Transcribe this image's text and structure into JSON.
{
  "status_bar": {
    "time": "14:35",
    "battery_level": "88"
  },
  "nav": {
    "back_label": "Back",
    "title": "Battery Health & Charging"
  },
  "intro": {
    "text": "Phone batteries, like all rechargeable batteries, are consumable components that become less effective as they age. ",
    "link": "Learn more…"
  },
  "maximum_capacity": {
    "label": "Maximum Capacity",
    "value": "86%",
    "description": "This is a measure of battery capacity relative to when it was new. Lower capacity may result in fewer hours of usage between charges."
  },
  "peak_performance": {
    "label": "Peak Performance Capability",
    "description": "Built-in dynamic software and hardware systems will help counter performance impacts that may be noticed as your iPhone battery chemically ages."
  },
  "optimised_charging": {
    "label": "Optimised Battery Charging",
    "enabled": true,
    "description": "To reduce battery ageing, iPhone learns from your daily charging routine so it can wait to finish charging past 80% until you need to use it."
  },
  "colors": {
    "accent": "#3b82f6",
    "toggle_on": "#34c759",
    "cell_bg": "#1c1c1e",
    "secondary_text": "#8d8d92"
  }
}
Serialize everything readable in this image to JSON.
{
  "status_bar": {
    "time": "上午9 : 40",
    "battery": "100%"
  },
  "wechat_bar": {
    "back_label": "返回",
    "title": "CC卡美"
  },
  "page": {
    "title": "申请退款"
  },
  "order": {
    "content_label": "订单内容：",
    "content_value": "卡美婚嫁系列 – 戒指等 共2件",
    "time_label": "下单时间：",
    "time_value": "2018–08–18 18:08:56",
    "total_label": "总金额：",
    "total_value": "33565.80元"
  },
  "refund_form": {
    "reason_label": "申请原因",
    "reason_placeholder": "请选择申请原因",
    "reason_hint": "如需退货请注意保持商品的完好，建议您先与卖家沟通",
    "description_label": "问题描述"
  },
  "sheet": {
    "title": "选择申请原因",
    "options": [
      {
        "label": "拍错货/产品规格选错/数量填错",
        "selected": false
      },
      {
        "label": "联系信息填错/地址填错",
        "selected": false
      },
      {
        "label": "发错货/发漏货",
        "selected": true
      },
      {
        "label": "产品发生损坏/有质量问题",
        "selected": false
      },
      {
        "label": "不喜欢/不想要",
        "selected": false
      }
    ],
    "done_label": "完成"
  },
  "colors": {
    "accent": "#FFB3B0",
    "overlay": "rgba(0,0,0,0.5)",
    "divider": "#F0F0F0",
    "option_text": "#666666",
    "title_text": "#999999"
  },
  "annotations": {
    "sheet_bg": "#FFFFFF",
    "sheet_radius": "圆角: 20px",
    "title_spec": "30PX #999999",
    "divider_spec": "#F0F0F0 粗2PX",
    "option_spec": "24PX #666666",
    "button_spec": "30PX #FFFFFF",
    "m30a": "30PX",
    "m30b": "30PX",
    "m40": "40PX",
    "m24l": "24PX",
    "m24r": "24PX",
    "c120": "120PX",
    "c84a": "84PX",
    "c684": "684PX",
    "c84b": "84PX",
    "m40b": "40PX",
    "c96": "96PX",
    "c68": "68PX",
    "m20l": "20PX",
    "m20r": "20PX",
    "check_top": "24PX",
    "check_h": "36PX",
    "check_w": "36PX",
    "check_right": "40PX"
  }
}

### [Aim]
Output the whole listing above again, word for word.

### [Complete answer]
Transcribe this image's text and structure into JSON.
{
  "status_bar": {
    "time": "14:35",
    "battery_level": "88"
  },
  "nav": {
    "back_label": "Back",
    "title": "Battery Health & Charging"
  },
  "intro": {
    "text": "Phone batteries, like all rechargeable batteries, are consumable components that become less effective as they age. ",
    "link": "Learn more…"
  },
  "maximum_capacity": {
    "label": "Maximum Capacity",
    "value": "86%",
    "description": "This is a measure of battery capacity relative to when it was new. Lower capacity may result in fewer hours of usage between charges."
  },
  "peak_performance": {
    "label": "Peak Performance Capability",
    "description": "Built-in dynamic software and hardware systems will help counter performance impacts that may be noticed as your iPhone battery chemically ages."
  },
  "optimised_charging": {
    "label": "Optimised Battery Charging",
    "enabled": true,
    "description": "To reduce battery ageing, iPhone learns from your daily charging routine so it can wait to finish charging past 80% until you need to use it."
  },
  "colors": {
    "accent": "#3b82f6",
    "toggle_on": "#34c759",
    "cell_bg": "#1c1c1e",
    "secondary_text": "#8d8d92"
  }
}
Serialize everything readable in this image to JSON.
{
  "status_bar": {
    "time": "上午9 : 40",
    "battery": "100%"
  },
  "wechat_bar": {
    "back_label": "返回",
    "title": "CC卡美"
  },
  "page": {
    "title": "申请退款"
  },
  "order": {
    "content_label": "订单内容：",
    "content_value": "卡美婚嫁系列 – 戒指等 共2件",
    "time_label": "下单时间：",
    "time_value": "2018–08–18 18:08:56",
    "total_label": "总金额：",
    "total_value": "33565.80元"
  },
  "refund_form": {
    "reason_label": "申请原因",
    "reason_placeholder": "请选择申请原因",
    "reason_hint": "如需退货请注意保持商品的完好，建议您先与卖家沟通",
    "description_label": "问题描述"
  },
  "sheet": {
    "title": "选择申请原因",
    "options": [
      {
        "label": "拍错货/产品规格选错/数量填错",
        "selected": false
      },
      {
        "label": "联系信息填错/地址填错",
        "selected": false
      },
      {
        "label": "发错货/发漏货",
        "selected": true
      },
      {
        "label": "产品发生损坏/有质量问题",
        "selected": false
      },
      {
        "label": "不喜欢/不想要",
        "selected": false
      }
    ],
    "done_label": "完成"
  },
  "colors": {
    "accent": "#FFB3B0",
    "overlay": "rgba(0,0,0,0.5)",
    "divider": "#F0F0F0",
    "option_text": "#666666",
    "title_text": "#999999"
  },
  "annotations": {
    "sheet_bg": "#FFFFFF",
    "sheet_radius": "圆角: 20px",
    "title_spec": "30PX #999999",
    "divider_spec": "#F0F0F0 粗2PX",
    "option_spec": "24PX #666666",
    "button_spec": "30PX #FFFFFF",
    "m30a": "30PX",
    "m30b": "30PX",
    "m40": "40PX",
    "m24l": "24PX",
    "m24r": "24PX",
    "c120": "120PX",
    "c84a": "84PX",
    "c684": "684PX",
    "c84b": "84PX",
    "m40b": "40PX",
    "c96": "96PX",
    "c68": "68PX",
    "m20l": "20PX",
    "m20r": "20PX",
    "check_top": "24PX",
    "check_h": "36PX",
    "check_w": "36PX",
    "check_right": "40PX"
  }
}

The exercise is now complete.